# [PASSAGE SHOWN]

__________________________________________________

# Ramadam...A very personal view



## Detourer (May 9, 2005)

.

Ramadan is a great and extraordinary time here, to see the usually busy coffee shops and food stalls empty; souks [markets] closed, weary locals just sitting and waiting, or sprawled asleep in the shade. 
Wherever you may be watching the sunset is magical.

Like many I have always thought this the most beautiful time of day, when dusk turns towards night in a vibrant and colourful display....... It's especially so over the warm, shimmering Imperial city of Fes, Morocco.

But this time it is even more special. I am in the hills overlooking El Bali, the oldest part of the city, with my adopted "Son" Ahammed. Together we are waiting for the haunting cry that resonates and stirs the soul as mosque after mosque join in chorus.....Calling believers to prayer.

Now the setting sun is turning more orange. Every change has been like a ticking clock, for once it slips below the horizon the call to prayer will follow and it will be time to break our fast; I am not used to this, it has been an ordeal and I feel quite ill, so in one way I am eager for the sun to set but in another I want the spectacle to last just a little longer.

__________________________________________________

# [DATASET EXTRACT]
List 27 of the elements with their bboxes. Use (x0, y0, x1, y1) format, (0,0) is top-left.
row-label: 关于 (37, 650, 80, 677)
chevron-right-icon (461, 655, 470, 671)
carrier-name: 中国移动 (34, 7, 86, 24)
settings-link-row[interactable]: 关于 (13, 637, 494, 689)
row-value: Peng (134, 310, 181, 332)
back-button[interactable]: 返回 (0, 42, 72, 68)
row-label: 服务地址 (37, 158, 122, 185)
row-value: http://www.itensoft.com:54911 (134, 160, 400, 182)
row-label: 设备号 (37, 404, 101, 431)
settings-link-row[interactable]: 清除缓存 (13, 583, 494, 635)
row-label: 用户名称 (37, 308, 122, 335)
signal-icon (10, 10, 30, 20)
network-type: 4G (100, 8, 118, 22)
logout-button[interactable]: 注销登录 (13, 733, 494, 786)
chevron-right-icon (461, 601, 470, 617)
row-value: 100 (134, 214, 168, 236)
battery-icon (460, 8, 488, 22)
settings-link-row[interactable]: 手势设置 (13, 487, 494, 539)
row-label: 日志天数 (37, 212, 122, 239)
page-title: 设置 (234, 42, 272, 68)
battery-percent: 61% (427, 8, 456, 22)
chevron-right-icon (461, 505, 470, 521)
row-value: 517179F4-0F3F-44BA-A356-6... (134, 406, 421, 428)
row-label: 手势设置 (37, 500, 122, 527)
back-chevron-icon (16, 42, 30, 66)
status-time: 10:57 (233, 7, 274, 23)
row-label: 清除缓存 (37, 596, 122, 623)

__________________________________________________

# [REQUEST 1]
Reproduce everything in the Ramadan post from "## Detourer (May" down to "of Fes, Morocco.".
# [REQUEST 2]
In the Ramadan post, why does the writer have mixed feelings about the sun setting? Answer in one to three sentences.
# [REQUEST 3]
According to the Ramadan post, what part of Fes does the writer overlook from the hills?

# [RESPONSE 1]
## Detourer (May 9, 2005)

.

Ramadan is a great and extraordinary time here, to see the usually busy coffee shops and food stalls empty; souks [markets] closed, weary locals just sitting and waiting, or sprawled asleep in the shade. 
Wherever you may be watching the sunset is magical.

Like many I have always thought this the most beautiful time of day, when dusk turns towards night in a vibrant and colourful display....... It's especially so over the warm, shimmering Imperial city of Fes, Morocco.

# [RESPONSE 2]
The writer is eager for sunset because the call to prayer will follow and it will be time to break the fast, which has been an ordeal and left the writer feeling quite ill. The writer also wants the spectacle of the sunset to last a little longer.

# [RESPONSE 3]
El Bali, the oldest part of the city.